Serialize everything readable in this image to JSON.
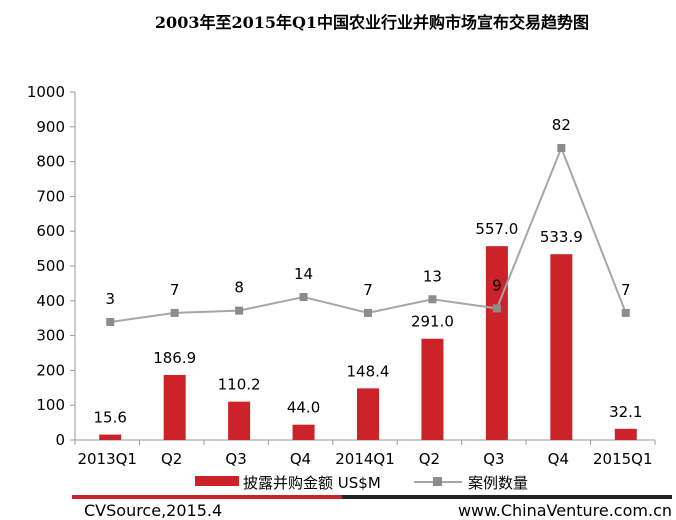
{
  "chart_data": {
    "type": "bar+line",
    "title": "2003年至2015年Q1中国农业行业并购市场宣布交易趋势图",
    "categories": [
      "2013Q1",
      "Q2",
      "Q3",
      "Q4",
      "2014Q1",
      "Q2",
      "Q3",
      "Q4",
      "2015Q1"
    ],
    "ylim": [
      0,
      1000
    ],
    "yticks": [
      "0",
      "100",
      "200",
      "300",
      "400",
      "500",
      "600",
      "700",
      "800",
      "900",
      "1000"
    ],
    "series": [
      {
        "name": "披露并购金额 US$M",
        "type": "bar",
        "color": "#cc2229",
        "values": [
          15.6,
          186.9,
          110.2,
          44.0,
          148.4,
          291.0,
          557.0,
          533.9,
          32.1
        ],
        "labels": [
          "15.6",
          "186.9",
          "110.2",
          "44.0",
          "148.4",
          "291.0",
          "557.0",
          "533.9",
          "32.1"
        ]
      },
      {
        "name": "案例数量",
        "type": "line",
        "color": "#a6a6a6",
        "values": [
          3,
          7,
          8,
          14,
          7,
          13,
          9,
          82,
          7
        ],
        "labels": [
          "3",
          "7",
          "8",
          "14",
          "7",
          "13",
          "9",
          "82",
          "7"
        ]
      }
    ],
    "legend_position": "bottom",
    "grid": false
  },
  "footer": {
    "source": "CVSource,2015.4",
    "website": "www.ChinaVenture.com.cn"
  }
}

[REQUIRED TASK]:
Leave the images out and output the remaining material exactly as it stands.

[RESULT OF THE EXERCISE]:
Serialize everything readable in this image to JSON.
{
  "chart_data": {
    "type": "bar+line",
    "title": "2003年至2015年Q1中国农业行业并购市场宣布交易趋势图",
    "categories": [
      "2013Q1",
      "Q2",
      "Q3",
      "Q4",
      "2014Q1",
      "Q2",
      "Q3",
      "Q4",
      "2015Q1"
    ],
    "ylim": [
      0,
      1000
    ],
    "yticks": [
      "0",
      "100",
      "200",
      "300",
      "400",
      "500",
      "600",
      "700",
      "800",
      "900",
      "1000"
    ],
    "series": [
      {
        "name": "披露并购金额 US$M",
        "type": "bar",
        "color": "#cc2229",
        "values": [
          15.6,
          186.9,
          110.2,
          44.0,
          148.4,
          291.0,
          557.0,
          533.9,
          32.1
        ],
        "labels": [
          "15.6",
          "186.9",
          "110.2",
          "44.0",
          "148.4",
          "291.0",
          "557.0",
          "533.9",
          "32.1"
        ]
      },
      {
        "name": "案例数量",
        "type": "line",
        "color": "#a6a6a6",
        "values": [
          3,
          7,
          8,
          14,
          7,
          13,
          9,
          82,
          7
        ],
        "labels": [
          "3",
          "7",
          "8",
          "14",
          "7",
          "13",
          "9",
          "82",
          "7"
        ]
      }
    ],
    "legend_position": "bottom",
    "grid": false
  },
  "footer": {
    "source": "CVSource,2015.4",
    "website": "www.ChinaVenture.com.cn"
  }
}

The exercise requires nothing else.